* What needs to be done *
Wherever the word "অপকর" turns up in a line of the entries, copy that line.

···

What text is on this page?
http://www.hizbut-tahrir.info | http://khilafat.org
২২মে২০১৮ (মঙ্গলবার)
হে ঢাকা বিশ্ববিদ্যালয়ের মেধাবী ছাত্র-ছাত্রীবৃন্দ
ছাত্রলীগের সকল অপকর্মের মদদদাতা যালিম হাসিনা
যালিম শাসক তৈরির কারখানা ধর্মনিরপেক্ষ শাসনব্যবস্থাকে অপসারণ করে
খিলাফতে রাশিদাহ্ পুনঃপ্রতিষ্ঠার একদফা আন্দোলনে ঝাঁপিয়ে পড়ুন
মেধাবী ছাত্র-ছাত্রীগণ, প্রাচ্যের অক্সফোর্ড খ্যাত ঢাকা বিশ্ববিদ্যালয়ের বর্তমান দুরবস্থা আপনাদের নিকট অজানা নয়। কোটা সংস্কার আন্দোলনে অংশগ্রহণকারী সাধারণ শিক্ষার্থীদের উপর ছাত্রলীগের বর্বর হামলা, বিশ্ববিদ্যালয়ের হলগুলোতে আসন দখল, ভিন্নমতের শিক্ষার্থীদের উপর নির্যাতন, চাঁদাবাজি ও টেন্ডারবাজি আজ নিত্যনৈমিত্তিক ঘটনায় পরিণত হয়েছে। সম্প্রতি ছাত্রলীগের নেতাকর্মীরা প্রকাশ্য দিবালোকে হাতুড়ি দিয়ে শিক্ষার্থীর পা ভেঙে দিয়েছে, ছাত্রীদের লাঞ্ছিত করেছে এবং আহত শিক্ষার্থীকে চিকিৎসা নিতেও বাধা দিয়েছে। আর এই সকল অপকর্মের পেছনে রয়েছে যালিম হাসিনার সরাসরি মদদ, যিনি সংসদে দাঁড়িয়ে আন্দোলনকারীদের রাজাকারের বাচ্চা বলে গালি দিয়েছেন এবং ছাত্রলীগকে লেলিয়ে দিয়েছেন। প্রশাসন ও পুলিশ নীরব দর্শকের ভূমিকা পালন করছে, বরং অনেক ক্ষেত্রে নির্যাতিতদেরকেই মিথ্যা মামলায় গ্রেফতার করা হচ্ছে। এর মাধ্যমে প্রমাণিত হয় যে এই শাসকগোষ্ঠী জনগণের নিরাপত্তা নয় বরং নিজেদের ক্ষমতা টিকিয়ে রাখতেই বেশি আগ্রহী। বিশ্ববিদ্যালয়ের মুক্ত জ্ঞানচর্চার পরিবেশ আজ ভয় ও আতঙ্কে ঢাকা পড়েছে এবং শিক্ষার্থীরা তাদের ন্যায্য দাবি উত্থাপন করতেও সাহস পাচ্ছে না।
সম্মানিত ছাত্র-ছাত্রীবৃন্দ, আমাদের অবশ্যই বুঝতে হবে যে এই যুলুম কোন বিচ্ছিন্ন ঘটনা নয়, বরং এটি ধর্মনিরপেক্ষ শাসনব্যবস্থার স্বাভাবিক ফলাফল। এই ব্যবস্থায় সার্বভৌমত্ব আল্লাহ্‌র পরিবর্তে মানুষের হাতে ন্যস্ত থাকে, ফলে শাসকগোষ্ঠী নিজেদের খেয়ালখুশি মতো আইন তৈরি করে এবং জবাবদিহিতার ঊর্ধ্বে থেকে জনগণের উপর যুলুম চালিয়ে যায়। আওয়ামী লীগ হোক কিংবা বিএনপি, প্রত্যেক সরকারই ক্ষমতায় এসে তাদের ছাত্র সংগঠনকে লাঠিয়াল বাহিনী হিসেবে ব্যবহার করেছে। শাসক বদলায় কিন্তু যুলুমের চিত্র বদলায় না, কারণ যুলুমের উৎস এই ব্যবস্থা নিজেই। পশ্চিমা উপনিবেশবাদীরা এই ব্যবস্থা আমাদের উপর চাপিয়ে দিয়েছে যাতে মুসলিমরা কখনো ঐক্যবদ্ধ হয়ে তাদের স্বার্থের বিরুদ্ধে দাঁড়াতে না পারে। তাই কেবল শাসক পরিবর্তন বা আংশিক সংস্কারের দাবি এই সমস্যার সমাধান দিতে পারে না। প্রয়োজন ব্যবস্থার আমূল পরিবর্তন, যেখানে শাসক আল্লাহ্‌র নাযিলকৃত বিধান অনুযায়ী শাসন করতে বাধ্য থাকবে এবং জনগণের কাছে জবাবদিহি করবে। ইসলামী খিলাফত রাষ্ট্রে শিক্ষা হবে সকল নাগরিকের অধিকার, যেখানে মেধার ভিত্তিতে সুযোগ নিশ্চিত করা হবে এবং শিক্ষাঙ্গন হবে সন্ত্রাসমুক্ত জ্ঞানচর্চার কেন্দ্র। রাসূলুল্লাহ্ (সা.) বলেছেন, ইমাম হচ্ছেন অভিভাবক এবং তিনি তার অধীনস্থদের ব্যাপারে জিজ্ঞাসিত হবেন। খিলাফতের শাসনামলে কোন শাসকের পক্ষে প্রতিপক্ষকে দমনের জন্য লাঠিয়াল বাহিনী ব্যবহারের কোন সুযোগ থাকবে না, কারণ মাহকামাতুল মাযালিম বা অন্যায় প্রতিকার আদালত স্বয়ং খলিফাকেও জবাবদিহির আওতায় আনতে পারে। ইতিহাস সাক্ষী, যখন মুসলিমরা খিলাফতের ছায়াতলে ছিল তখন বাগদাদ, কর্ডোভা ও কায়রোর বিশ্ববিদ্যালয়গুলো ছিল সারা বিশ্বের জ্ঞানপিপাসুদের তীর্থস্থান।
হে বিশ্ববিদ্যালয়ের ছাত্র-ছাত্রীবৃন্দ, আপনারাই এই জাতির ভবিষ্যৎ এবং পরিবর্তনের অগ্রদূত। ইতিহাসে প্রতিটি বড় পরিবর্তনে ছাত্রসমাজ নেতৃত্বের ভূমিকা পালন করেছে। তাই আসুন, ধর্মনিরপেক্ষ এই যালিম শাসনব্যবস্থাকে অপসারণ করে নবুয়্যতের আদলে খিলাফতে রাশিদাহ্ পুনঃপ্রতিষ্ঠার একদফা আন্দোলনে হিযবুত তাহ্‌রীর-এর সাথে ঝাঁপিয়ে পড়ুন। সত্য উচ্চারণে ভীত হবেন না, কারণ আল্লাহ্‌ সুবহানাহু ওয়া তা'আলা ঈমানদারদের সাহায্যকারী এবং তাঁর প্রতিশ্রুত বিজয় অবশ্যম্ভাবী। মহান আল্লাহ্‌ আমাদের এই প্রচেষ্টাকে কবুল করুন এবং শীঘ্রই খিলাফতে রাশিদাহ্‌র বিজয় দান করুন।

···

* Completed task *
ছাত্রলীগের সকল অপকর্মের মদদদাতা যালিম হাসিনা
মেধাবী ছাত্র-ছাত্রীগণ, প্রাচ্যের অক্সফোর্ড খ্যাত ঢাকা বিশ্ববিদ্যালয়ের বর্তমান দুরবস্থা আপনাদের নিকট অজানা নয়। কোটা সংস্কার আন্দোলনে অংশগ্রহণকারী সাধারণ শিক্ষার্থীদের উপর ছাত্রলীগের বর্বর হামলা, বিশ্ববিদ্যালয়ের হলগুলোতে আসন দখল, ভিন্নমতের শিক্ষার্থীদের উপর নির্যাতন, চাঁদাবাজি ও টেন্ডারবাজি আজ নিত্যনৈমিত্তিক ঘটনায় পরিণত হয়েছে। সম্প্রতি ছাত্রলীগের নেতাকর্মীরা প্রকাশ্য দিবালোকে হাতুড়ি দিয়ে শিক্ষার্থীর পা ভেঙে দিয়েছে, ছাত্রীদের লাঞ্ছিত করেছে এবং আহত শিক্ষার্থীকে চিকিৎসা নিতেও বাধা দিয়েছে। আর এই সকল অপকর্মের পেছনে রয়েছে যালিম হাসিনার সরাসরি মদদ, যিনি সংসদে দাঁড়িয়ে আন্দোলনকারীদের রাজাকারের বাচ্চা বলে গালি দিয়েছেন এবং ছাত্রলীগকে লেলিয়ে দিয়েছেন। প্রশাসন ও পুলিশ নীরব দর্শকের ভূমিকা পালন করছে, বরং অনেক ক্ষেত্রে নির্যাতিতদেরকেই মিথ্যা মামলায় গ্রেফতার করা হচ্ছে। এর মাধ্যমে প্রমাণিত হয় যে এই শাসকগোষ্ঠী জনগণের নিরাপত্তা নয় বরং নিজেদের ক্ষমতা টিকিয়ে রাখতেই বেশি আগ্রহী। বিশ্ববিদ্যালয়ের মুক্ত জ্ঞানচর্চার পরিবেশ আজ ভয় ও আতঙ্কে ঢাকা পড়েছে এবং শিক্ষার্থীরা তাদের ন্যায্য দাবি উত্থাপন করতেও সাহস পাচ্ছে না।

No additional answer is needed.